▶ **Objective**: Drop the images; return everything else in the listing below exactly.

▶ **Input rows**:
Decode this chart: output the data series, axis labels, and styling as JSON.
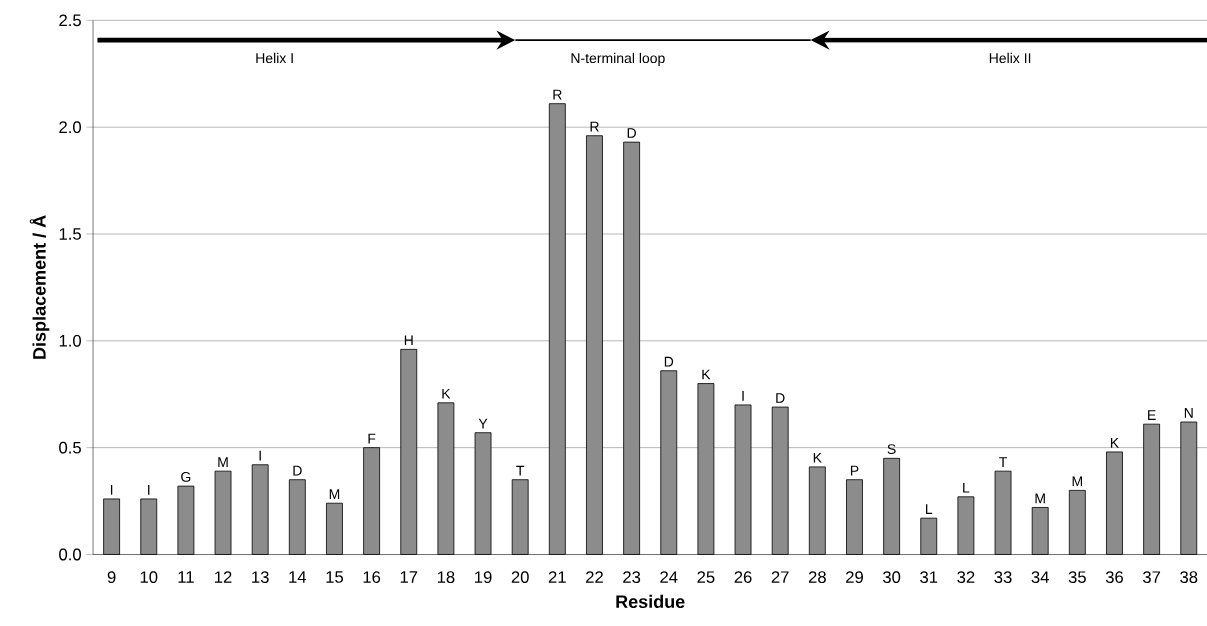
{
  "chart_data": {
    "type": "bar",
    "xlabel": "Residue",
    "ylabel": "Displacement / Å",
    "categories": [
      "9",
      "10",
      "11",
      "12",
      "13",
      "14",
      "15",
      "16",
      "17",
      "18",
      "19",
      "20",
      "21",
      "22",
      "23",
      "24",
      "25",
      "26",
      "27",
      "28",
      "29",
      "30",
      "31",
      "32",
      "33",
      "34",
      "35",
      "36",
      "37",
      "38"
    ],
    "values": [
      0.26,
      0.26,
      0.32,
      0.39,
      0.42,
      0.35,
      0.24,
      0.5,
      0.96,
      0.71,
      0.57,
      0.35,
      2.11,
      1.96,
      1.93,
      0.86,
      0.8,
      0.7,
      0.69,
      0.41,
      0.35,
      0.45,
      0.17,
      0.27,
      0.39,
      0.22,
      0.3,
      0.48,
      0.61,
      0.62
    ],
    "value_labels": [
      "I",
      "I",
      "G",
      "M",
      "I",
      "D",
      "M",
      "F",
      "H",
      "K",
      "Y",
      "T",
      "R",
      "R",
      "D",
      "D",
      "K",
      "I",
      "D",
      "K",
      "P",
      "S",
      "L",
      "L",
      "T",
      "M",
      "M",
      "K",
      "E",
      "N"
    ],
    "color": "#8c8c8c",
    "ylim": [
      0,
      2.5
    ],
    "yticks": [
      {
        "value": 0,
        "label": "0.0"
      },
      0.5,
      {
        "value": 1,
        "label": "1.0"
      },
      1.5,
      {
        "value": 2,
        "label": "2.0"
      },
      2.5
    ],
    "grid": "y",
    "annotations": [
      "Helix I",
      "N-terminal loop",
      "Helix II"
    ]
  }
}
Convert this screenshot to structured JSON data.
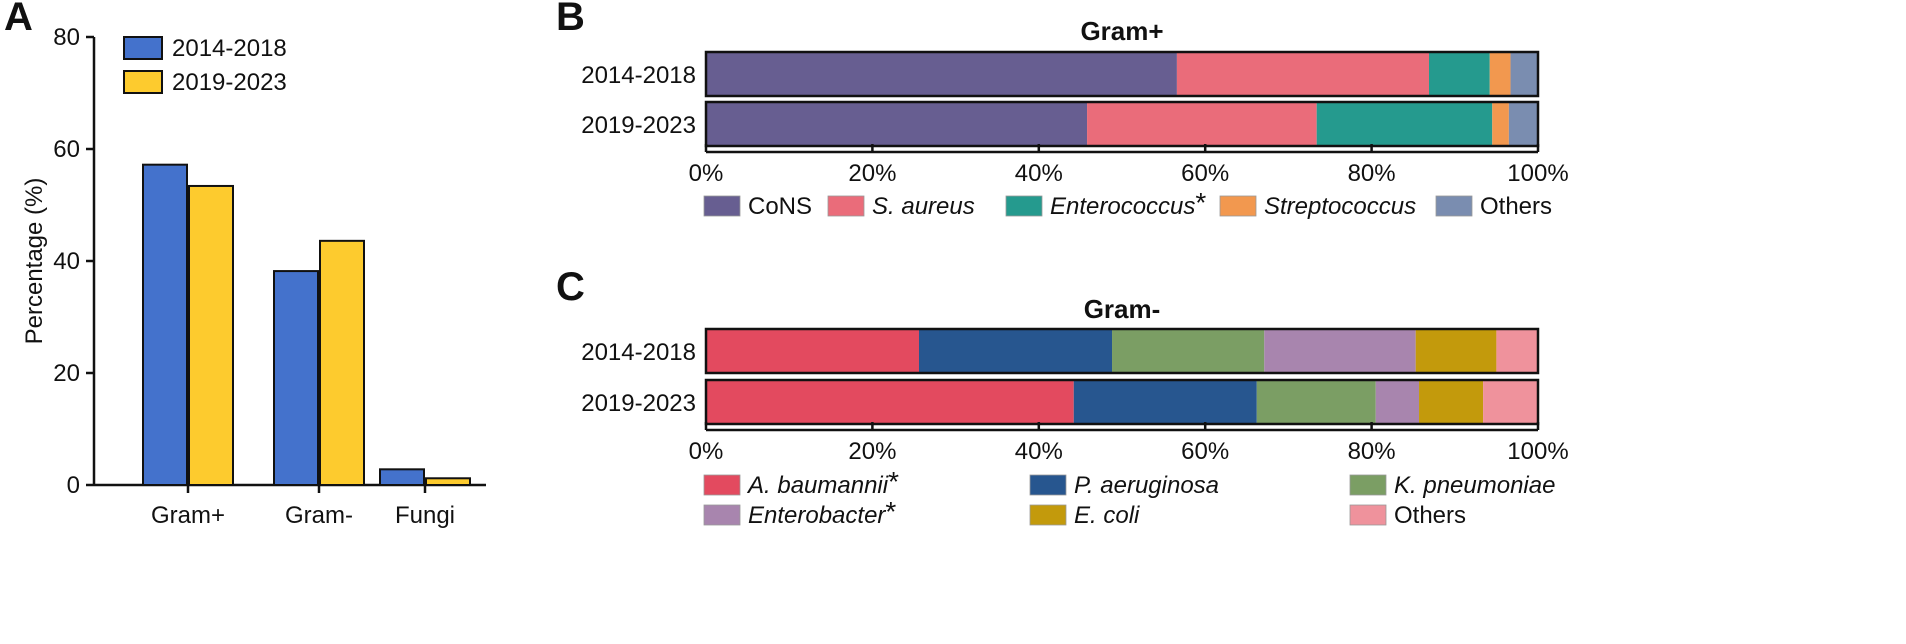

▶ **Result**:
Decode this chart: output the data series, axis labels, and styling as JSON.
{
  "chart_data": {
    "type": "bar",
    "xlabel": "Residue",
    "ylabel": "Displacement / Å",
    "categories": [
      "9",
      "10",
      "11",
      "12",
      "13",
      "14",
      "15",
      "16",
      "17",
      "18",
      "19",
      "20",
      "21",
      "22",
      "23",
      "24",
      "25",
      "26",
      "27",
      "28",
      "29",
      "30",
      "31",
      "32",
      "33",
      "34",
      "35",
      "36",
      "37",
      "38"
    ],
    "values": [
      0.26,
      0.26,
      0.32,
      0.39,
      0.42,
      0.35,
      0.24,
      0.5,
      0.96,
      0.71,
      0.57,
      0.35,
      2.11,
      1.96,
      1.93,
      0.86,
      0.8,
      0.7,
      0.69,
      0.41,
      0.35,
      0.45,
      0.17,
      0.27,
      0.39,
      0.22,
      0.3,
      0.48,
      0.61,
      0.62
    ],
    "value_labels": [
      "I",
      "I",
      "G",
      "M",
      "I",
      "D",
      "M",
      "F",
      "H",
      "K",
      "Y",
      "T",
      "R",
      "R",
      "D",
      "D",
      "K",
      "I",
      "D",
      "K",
      "P",
      "S",
      "L",
      "L",
      "T",
      "M",
      "M",
      "K",
      "E",
      "N"
    ],
    "color": "#8c8c8c",
    "ylim": [
      0,
      2.5
    ],
    "yticks": [
      {
        "value": 0,
        "label": "0.0"
      },
      0.5,
      {
        "value": 1,
        "label": "1.0"
      },
      1.5,
      {
        "value": 2,
        "label": "2.0"
      },
      2.5
    ],
    "grid": "y",
    "annotations": [
      "Helix I",
      "N-terminal loop",
      "Helix II"
    ]
  }
}
Convert this screenshot to structured JSON data.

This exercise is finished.